Küreselleşmenin Evreleri ve Farklı Varoluş Biçimleri

-
Aa
+
a
a
a

 

 

Frankfurt Okulu’nun dışında yeni bir eleştirel teori geliştirmeye çalışan Peter Sloterdijk, genelde ekonomik bir olgu olarak anlaşılan, ama aslında çok boyutlu bir konu olan küreselleşmenin felsefi çözümlemesini yapıyor. Öncelikle, küreselleşmeyi üç büyük evreye ayırıyor. Bunlardan ilki, antik çağda başlayan kozmik küreselleşme.

 

Helenistik çağın felsefecileri evreni büyük, kusursuz bir yuvarlak olarak düşünmüş ve adını “kozmos” koymuşlardı. Geometrik bir biçim olarak yuvarlağı idealleştiriyor, dünyayı yüce geometrik bir biçim olarak algılıyorlardı. Antik çağ insanı bu algı dolayısıyla her şeyi içeren bir gökkubbenin altında kendini güvencede hissediyordu.

 

Sloterdijk’ın Rönesans ile noktalanan bu dönemi “ontolojik-morfolojik küreselleşme” olarak adlandırmasının nedeni de budur. (Peter Sloterdijk, Kapitalist Dünyanın İç-Evreninde: Küreselleşmenin Felsefi Bir Kuramı, çev. İ.Aka, Kırmızı Yayınları, 2008 )

 

Rönesans’la  başlayan ve 1492–1945 yıllarını kapsayan ikinci evreye  ise “karasal küreselleşme” adını veriyor. Tarihçi Jacob Burckhardt, Rönesans’ın belirleyici özelliğinin   “ dünyanın ve insanın keşfi” olduğunu belirtir. Gerçekten bu dönemde Avrupa insanı hem içinde yaşadığı dünyayı, hem de kendini tanıma imkânı buldu. Denizciler, kâşifler, tacirler, misyonerler okyanusları aştılar, deniz yoluyla dünyayı çepeçevre dolaştılar.

- - - -

[Görevler]:
A: Küreselleşme evreleri metninin "Frankfurt Okulu’nun dışında" ile başlayıp "başlayan kozmik küreselleşme." ifadesine kadar süren bölümünü lütfen olduğu gibi yeniden yazın.
B: Küreselleşme evreleri metnine göre antik çağ insanı neden kendini güvencede hissediyordu? Bir ila üç cümleyle açıklayın.

[Bir veri kümesinden alıntı]:
- - - -

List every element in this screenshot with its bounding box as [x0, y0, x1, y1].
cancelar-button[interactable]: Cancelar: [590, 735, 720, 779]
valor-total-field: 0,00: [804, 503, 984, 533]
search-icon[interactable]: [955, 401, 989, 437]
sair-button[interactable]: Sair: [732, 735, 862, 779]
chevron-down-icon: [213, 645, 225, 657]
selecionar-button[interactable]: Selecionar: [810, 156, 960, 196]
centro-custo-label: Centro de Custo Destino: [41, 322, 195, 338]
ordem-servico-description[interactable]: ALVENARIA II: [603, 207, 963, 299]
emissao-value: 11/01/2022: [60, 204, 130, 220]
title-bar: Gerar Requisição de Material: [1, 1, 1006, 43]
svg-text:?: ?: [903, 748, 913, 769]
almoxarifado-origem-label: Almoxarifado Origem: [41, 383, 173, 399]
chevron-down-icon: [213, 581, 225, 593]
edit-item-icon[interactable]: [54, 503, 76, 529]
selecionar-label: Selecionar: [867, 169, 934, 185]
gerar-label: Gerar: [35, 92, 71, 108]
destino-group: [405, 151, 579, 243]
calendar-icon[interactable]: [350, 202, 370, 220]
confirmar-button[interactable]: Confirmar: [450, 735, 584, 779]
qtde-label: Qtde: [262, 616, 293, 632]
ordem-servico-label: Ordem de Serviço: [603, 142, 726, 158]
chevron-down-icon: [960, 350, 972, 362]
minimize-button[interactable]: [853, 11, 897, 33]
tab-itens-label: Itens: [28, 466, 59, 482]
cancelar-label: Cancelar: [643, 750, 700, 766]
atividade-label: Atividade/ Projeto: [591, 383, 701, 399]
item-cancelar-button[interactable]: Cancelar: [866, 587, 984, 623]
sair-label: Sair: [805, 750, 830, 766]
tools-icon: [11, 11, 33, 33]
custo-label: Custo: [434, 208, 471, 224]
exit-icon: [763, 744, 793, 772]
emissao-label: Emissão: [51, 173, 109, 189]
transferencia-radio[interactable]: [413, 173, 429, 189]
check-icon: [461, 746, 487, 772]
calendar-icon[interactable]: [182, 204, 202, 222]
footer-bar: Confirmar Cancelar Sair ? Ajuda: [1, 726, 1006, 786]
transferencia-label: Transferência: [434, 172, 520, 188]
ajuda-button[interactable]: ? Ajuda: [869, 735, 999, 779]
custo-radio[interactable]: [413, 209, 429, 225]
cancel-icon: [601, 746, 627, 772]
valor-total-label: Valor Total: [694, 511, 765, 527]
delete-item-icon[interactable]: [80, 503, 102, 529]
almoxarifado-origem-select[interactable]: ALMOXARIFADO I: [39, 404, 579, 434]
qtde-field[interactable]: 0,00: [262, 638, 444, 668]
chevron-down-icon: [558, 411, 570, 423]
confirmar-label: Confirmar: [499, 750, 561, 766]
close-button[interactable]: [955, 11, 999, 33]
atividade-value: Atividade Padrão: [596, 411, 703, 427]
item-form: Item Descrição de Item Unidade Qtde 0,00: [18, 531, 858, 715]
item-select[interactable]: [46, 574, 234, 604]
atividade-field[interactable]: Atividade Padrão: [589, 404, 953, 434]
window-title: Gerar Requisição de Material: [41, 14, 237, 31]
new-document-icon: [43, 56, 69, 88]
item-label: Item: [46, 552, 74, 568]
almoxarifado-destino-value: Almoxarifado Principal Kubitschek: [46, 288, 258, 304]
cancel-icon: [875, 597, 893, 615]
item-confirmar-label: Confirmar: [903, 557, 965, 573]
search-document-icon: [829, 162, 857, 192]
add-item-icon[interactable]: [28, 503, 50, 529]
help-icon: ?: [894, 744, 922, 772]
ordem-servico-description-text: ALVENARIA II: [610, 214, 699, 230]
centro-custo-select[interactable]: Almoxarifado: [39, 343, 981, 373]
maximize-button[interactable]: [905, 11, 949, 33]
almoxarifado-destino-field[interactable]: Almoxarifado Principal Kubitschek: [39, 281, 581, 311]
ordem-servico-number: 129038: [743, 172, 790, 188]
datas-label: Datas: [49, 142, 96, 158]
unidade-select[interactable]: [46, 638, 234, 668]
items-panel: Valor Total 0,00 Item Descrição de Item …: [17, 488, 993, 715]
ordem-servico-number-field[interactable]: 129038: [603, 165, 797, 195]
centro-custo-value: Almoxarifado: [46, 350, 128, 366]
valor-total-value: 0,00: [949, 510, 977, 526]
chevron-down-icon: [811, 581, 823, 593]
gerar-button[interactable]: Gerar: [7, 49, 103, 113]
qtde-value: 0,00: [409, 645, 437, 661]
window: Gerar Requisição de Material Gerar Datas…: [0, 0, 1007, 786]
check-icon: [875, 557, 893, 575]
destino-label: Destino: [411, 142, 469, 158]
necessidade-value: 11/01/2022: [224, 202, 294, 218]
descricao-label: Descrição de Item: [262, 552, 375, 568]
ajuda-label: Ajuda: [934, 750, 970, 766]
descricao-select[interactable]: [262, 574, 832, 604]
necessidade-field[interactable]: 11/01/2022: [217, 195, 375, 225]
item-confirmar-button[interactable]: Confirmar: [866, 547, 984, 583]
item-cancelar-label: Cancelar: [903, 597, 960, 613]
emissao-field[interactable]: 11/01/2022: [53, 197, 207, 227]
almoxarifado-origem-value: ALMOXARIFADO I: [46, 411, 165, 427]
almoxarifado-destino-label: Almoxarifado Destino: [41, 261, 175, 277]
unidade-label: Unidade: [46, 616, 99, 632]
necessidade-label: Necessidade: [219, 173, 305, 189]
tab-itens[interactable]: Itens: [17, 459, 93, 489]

- - - -

[Görevlerin Yanıtları]:
A:
Frankfurt Okulu’nun dışında yeni bir eleştirel teori geliştirmeye çalışan Peter Sloterdijk, genelde ekonomik bir olgu olarak anlaşılan, ama aslında çok boyutlu bir konu olan küreselleşmenin felsefi çözümlemesini yapıyor. Öncelikle, küreselleşmeyi üç büyük evreye ayırıyor. Bunlardan ilki, antik çağda başlayan kozmik küreselleşme.

B: Helenistik çağın felsefecileri evreni büyük, kusursuz bir yuvarlak olarak düşünüp "kozmos" diye adlandırmışlardı. Yuvarlağı idealleştiriyor ve dünyayı yüce bir geometrik biçim olarak algılıyorlardı. Antik çağ insanı bu algı nedeniyle her şeyi içeren bir gökkubbenin altında kendini güvencede hissediyordu.